[Data tied to figure images]

— start —

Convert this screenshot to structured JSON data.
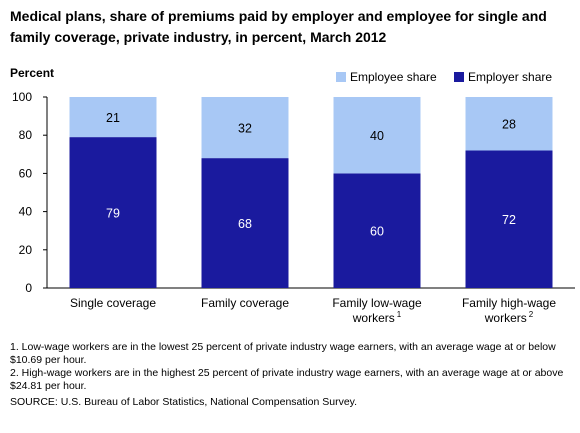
{
  "chart_data": {
    "type": "bar",
    "stacked": true,
    "title": "Medical plans, share of premiums paid by employer and employee for single and family coverage, private industry, in percent, March 2012",
    "ylabel": "Percent",
    "xlabel": "",
    "ylim": [
      0,
      100
    ],
    "yticks": [
      0,
      20,
      40,
      60,
      80,
      100
    ],
    "grid": false,
    "legend_position": "top-right",
    "categories": [
      {
        "label": "Single coverage",
        "sup": ""
      },
      {
        "label": "Family coverage",
        "sup": ""
      },
      {
        "label": "Family low-wage workers",
        "sup": "1"
      },
      {
        "label": "Family high-wage workers",
        "sup": "2"
      }
    ],
    "series": [
      {
        "name": "Employer share",
        "color": "#1a1a9e",
        "label_color": "#ffffff",
        "values": [
          79,
          68,
          60,
          72
        ]
      },
      {
        "name": "Employee share",
        "color": "#a8c8f5",
        "label_color": "#000000",
        "values": [
          21,
          32,
          40,
          28
        ]
      }
    ]
  },
  "legend": {
    "employee": "Employee share",
    "employer": "Employer share"
  },
  "footnotes": [
    "1. Low-wage workers are in the lowest 25 percent of private industry wage earners, with an average wage at or below $10.69 per hour.",
    "2. High-wage workers are in the highest 25 percent of private industry wage earners, with an average wage at or above $24.81 per hour."
  ],
  "source": "SOURCE:  U.S. Bureau of Labor Statistics, National Compensation Survey."
}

— end —

EXERCISE OBJECTIVE = Go through the lines above. Select every one that has the string "share".

EXERCISE ANSWER =
    "title": "Medical plans, share of premiums paid by employer and employee for single and family coverage, private industry, in percent, March 2012",
        "name": "Employer share",
        "name": "Employee share",
    "employee": "Employee share",
    "employer": "Employer share"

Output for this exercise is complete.